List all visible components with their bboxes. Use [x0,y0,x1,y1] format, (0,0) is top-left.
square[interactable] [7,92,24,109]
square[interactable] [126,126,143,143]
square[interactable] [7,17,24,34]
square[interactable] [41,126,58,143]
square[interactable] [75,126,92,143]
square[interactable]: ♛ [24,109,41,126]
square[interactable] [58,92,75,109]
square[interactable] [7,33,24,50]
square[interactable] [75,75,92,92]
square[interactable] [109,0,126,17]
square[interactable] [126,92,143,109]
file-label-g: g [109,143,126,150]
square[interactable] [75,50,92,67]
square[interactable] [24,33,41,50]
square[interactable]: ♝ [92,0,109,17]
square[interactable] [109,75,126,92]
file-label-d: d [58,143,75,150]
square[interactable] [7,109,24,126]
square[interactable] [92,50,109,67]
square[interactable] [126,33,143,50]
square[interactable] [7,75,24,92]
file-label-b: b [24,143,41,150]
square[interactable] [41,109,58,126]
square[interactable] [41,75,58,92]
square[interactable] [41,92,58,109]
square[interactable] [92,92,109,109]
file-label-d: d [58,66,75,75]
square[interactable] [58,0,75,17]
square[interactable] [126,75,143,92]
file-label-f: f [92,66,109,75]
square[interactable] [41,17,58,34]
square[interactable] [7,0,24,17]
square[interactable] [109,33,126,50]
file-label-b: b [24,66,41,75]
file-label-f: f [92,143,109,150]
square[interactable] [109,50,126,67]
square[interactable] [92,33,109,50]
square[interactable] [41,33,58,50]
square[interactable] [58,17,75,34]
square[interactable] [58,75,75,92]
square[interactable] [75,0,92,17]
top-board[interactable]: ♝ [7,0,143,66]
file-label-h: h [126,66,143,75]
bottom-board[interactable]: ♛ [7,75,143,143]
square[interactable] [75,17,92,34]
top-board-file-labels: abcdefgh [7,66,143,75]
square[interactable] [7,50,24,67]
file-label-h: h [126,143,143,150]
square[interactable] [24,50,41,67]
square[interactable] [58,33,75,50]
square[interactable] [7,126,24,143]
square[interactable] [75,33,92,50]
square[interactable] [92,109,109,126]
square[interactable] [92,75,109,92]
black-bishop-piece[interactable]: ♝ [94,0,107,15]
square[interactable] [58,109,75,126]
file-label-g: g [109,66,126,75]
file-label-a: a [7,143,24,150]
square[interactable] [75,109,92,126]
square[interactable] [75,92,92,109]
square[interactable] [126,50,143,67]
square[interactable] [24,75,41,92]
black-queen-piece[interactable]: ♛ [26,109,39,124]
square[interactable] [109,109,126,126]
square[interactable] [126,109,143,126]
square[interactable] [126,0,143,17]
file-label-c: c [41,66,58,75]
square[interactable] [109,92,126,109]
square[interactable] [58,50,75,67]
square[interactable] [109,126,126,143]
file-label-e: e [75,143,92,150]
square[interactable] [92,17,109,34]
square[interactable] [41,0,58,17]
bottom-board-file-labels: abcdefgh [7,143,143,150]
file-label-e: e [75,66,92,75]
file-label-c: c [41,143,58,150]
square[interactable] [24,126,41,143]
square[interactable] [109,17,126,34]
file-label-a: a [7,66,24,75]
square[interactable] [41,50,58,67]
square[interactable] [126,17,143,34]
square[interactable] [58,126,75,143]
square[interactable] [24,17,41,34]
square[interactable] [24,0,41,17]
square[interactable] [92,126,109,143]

What you need to do ::
Can you write out the data word for word, from its first line up to and including the line with "square[interactable] [75,17,92,34]"?

Answer ::
List all visible components with their bboxes. Use [x0,y0,x1,y1] format, (0,0) is top-left.
square[interactable] [7,92,24,109]
square[interactable] [126,126,143,143]
square[interactable] [7,17,24,34]
square[interactable] [41,126,58,143]
square[interactable] [75,126,92,143]
square[interactable]: ♛ [24,109,41,126]
square[interactable] [58,92,75,109]
square[interactable] [7,33,24,50]
square[interactable] [75,75,92,92]
square[interactable] [109,0,126,17]
square[interactable] [126,92,143,109]
file-label-g: g [109,143,126,150]
square[interactable] [75,50,92,67]
square[interactable] [24,33,41,50]
square[interactable]: ♝ [92,0,109,17]
square[interactable] [109,75,126,92]
file-label-d: d [58,143,75,150]
square[interactable] [7,109,24,126]
square[interactable] [92,50,109,67]
square[interactable] [126,33,143,50]
square[interactable] [7,75,24,92]
file-label-b: b [24,143,41,150]
square[interactable] [41,109,58,126]
square[interactable] [41,75,58,92]
square[interactable] [41,92,58,109]
square[interactable] [92,92,109,109]
file-label-d: d [58,66,75,75]
square[interactable] [58,0,75,17]
square[interactable] [126,75,143,92]
file-label-f: f [92,66,109,75]
square[interactable] [41,17,58,34]
square[interactable] [7,0,24,17]
square[interactable] [109,33,126,50]
file-label-b: b [24,66,41,75]
file-label-f: f [92,143,109,150]
square[interactable] [109,50,126,67]
square[interactable] [92,33,109,50]
square[interactable] [41,33,58,50]
square[interactable] [58,17,75,34]
square[interactable] [58,75,75,92]
square[interactable] [75,0,92,17]
top-board[interactable]: ♝ [7,0,143,66]
file-label-h: h [126,66,143,75]
bottom-board[interactable]: ♛ [7,75,143,143]
square[interactable] [75,17,92,34]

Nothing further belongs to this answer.